- [Collected data]:
##########
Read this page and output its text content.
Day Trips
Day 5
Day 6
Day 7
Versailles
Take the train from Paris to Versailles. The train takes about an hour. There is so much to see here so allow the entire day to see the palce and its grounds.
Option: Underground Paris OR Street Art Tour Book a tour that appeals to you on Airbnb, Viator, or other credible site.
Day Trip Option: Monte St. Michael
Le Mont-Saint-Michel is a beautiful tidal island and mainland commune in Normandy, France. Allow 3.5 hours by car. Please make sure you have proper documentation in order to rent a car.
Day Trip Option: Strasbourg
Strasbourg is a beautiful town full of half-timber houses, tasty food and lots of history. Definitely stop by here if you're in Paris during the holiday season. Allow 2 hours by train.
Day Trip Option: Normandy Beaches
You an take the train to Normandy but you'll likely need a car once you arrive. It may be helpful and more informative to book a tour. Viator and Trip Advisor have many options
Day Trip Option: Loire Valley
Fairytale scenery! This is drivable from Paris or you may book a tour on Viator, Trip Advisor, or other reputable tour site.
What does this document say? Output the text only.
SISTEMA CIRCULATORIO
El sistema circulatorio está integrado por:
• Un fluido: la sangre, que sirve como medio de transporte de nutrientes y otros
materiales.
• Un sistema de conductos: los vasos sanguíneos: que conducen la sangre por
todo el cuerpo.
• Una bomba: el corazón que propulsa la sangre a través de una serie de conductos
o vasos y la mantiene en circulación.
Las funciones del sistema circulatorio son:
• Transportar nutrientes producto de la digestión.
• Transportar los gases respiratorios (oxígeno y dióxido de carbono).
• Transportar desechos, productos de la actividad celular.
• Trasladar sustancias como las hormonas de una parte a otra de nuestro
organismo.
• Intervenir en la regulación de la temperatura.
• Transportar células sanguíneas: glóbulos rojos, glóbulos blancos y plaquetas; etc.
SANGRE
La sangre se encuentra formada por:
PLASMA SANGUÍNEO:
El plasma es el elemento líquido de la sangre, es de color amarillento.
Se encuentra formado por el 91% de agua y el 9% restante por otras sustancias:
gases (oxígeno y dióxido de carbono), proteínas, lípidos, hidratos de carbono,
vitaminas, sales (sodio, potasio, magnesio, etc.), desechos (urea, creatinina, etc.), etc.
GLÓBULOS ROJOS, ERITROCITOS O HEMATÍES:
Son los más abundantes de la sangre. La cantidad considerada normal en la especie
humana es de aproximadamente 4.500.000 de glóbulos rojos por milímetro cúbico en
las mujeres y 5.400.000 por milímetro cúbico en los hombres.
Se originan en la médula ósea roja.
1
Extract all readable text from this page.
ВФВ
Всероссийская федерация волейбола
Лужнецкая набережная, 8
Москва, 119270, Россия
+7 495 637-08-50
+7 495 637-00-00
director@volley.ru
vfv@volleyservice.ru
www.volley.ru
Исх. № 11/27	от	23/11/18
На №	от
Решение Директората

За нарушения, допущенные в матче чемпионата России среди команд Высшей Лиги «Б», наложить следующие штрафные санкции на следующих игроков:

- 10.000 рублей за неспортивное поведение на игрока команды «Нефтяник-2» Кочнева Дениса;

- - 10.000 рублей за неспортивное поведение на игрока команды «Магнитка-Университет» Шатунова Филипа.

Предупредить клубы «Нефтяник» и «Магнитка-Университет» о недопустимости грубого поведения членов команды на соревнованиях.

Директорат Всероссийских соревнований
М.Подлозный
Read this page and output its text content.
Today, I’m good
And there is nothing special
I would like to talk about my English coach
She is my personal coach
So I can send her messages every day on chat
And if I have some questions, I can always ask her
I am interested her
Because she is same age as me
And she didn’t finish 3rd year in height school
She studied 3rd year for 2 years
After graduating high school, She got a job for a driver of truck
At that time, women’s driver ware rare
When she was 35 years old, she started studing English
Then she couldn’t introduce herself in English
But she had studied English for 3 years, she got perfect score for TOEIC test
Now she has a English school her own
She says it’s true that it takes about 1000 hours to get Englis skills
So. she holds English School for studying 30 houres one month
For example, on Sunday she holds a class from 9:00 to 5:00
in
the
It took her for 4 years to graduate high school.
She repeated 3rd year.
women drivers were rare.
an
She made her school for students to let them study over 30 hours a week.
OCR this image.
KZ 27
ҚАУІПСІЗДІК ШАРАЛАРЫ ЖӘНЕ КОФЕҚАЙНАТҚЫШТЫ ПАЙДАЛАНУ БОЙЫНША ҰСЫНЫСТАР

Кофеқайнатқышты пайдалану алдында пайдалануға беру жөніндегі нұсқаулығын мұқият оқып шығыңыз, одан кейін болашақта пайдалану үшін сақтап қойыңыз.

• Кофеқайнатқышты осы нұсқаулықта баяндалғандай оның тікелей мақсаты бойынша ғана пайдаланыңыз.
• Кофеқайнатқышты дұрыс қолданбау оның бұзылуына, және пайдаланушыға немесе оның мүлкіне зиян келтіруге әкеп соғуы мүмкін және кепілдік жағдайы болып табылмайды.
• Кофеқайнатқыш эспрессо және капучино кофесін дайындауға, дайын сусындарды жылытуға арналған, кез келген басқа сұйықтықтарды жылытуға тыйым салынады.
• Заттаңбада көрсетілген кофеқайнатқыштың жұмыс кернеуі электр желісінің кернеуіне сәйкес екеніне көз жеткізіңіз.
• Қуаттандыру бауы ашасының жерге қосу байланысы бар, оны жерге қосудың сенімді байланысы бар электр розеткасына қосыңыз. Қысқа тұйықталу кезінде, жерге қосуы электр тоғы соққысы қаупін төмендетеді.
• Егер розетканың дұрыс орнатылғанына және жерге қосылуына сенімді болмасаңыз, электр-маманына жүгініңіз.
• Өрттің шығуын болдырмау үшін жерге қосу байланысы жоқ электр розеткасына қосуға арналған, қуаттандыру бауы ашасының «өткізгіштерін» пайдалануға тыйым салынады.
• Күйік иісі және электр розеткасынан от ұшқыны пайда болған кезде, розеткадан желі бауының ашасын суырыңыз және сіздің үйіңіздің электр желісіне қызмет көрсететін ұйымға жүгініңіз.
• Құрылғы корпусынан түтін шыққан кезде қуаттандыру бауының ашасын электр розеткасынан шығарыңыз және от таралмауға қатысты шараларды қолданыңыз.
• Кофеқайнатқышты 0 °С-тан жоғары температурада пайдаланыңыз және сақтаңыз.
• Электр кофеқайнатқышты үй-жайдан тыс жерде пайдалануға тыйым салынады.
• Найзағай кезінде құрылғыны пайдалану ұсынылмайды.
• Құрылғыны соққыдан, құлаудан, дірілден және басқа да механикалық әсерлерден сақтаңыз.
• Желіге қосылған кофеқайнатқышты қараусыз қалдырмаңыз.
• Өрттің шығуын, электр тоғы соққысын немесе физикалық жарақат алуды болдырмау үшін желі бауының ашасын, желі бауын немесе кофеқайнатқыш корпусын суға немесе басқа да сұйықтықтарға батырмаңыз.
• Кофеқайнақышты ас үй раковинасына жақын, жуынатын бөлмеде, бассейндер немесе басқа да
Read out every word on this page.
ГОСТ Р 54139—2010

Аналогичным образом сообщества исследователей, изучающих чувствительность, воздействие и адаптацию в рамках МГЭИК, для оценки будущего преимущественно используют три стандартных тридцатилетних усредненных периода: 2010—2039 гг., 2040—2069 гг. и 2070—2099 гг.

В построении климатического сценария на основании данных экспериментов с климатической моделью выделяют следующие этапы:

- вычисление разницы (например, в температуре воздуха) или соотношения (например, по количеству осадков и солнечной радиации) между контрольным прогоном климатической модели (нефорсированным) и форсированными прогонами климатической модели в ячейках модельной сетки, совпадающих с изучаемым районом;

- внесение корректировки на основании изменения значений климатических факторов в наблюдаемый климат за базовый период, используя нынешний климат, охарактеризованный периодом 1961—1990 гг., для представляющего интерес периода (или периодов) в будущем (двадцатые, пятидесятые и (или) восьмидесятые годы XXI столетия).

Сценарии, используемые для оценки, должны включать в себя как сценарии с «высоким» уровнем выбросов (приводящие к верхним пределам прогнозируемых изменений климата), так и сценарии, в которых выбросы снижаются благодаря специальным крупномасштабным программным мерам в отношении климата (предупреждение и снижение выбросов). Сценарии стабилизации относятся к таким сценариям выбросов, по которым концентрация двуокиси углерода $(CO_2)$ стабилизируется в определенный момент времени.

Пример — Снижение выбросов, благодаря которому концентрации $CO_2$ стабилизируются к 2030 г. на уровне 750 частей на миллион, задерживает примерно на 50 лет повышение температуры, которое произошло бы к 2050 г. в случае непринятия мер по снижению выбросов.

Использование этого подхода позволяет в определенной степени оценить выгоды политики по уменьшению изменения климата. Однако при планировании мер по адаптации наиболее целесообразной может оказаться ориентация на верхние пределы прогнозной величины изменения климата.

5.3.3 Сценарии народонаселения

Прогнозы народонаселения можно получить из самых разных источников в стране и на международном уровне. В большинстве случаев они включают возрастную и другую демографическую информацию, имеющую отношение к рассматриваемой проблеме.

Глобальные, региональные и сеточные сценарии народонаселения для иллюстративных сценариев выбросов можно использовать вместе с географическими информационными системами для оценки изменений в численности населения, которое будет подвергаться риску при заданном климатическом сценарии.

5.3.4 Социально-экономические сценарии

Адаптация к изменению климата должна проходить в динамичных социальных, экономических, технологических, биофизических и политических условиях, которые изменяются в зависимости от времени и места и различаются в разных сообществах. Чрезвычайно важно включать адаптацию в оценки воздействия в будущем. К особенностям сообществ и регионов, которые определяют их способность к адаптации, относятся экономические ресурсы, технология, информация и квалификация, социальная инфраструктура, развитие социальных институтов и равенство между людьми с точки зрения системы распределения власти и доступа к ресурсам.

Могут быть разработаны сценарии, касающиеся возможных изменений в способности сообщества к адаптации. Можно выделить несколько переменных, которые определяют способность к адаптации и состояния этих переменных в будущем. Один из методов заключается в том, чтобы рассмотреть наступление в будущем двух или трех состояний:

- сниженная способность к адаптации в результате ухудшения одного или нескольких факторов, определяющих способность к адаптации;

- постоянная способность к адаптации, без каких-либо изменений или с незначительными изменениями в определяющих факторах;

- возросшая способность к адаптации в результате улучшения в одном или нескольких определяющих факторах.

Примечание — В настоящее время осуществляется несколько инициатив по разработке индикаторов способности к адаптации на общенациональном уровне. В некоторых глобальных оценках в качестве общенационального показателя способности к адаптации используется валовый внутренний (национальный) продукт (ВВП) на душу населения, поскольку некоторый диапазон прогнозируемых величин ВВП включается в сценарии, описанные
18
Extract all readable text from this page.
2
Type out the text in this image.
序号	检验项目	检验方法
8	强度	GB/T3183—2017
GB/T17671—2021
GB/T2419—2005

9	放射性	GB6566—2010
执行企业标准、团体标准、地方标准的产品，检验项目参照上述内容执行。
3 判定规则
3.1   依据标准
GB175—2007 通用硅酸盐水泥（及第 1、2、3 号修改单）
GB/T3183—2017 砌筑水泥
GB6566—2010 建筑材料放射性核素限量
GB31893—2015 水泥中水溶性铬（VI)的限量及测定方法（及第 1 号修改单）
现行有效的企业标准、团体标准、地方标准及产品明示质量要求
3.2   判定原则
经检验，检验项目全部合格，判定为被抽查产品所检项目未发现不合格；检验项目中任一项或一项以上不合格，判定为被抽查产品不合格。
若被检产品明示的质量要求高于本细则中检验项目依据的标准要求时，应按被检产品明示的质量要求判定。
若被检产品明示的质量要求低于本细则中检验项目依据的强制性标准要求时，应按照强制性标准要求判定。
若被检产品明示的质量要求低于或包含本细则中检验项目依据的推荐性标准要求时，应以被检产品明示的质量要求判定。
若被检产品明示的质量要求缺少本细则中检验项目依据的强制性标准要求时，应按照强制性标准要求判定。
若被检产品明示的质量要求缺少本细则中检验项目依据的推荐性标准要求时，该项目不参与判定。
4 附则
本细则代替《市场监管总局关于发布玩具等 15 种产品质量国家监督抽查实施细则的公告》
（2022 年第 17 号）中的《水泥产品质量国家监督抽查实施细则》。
##########
- [GIVEN TASK]: Identify each line in the entries with the word "оның" and copy it.

- [PROBLEM SOLUTION]:
• Кофеқайнатқышты осы нұсқаулықта баяндалғандай оның тікелей мақсаты бойынша ғана пайдаланыңыз.
• Кофеқайнатқышты дұрыс қолданбау оның бұзылуына, және пайдаланушыға немесе оның мүлкіне зиян келтіруге әкеп соғуы мүмкін және кепілдік жағдайы болып табылмайды.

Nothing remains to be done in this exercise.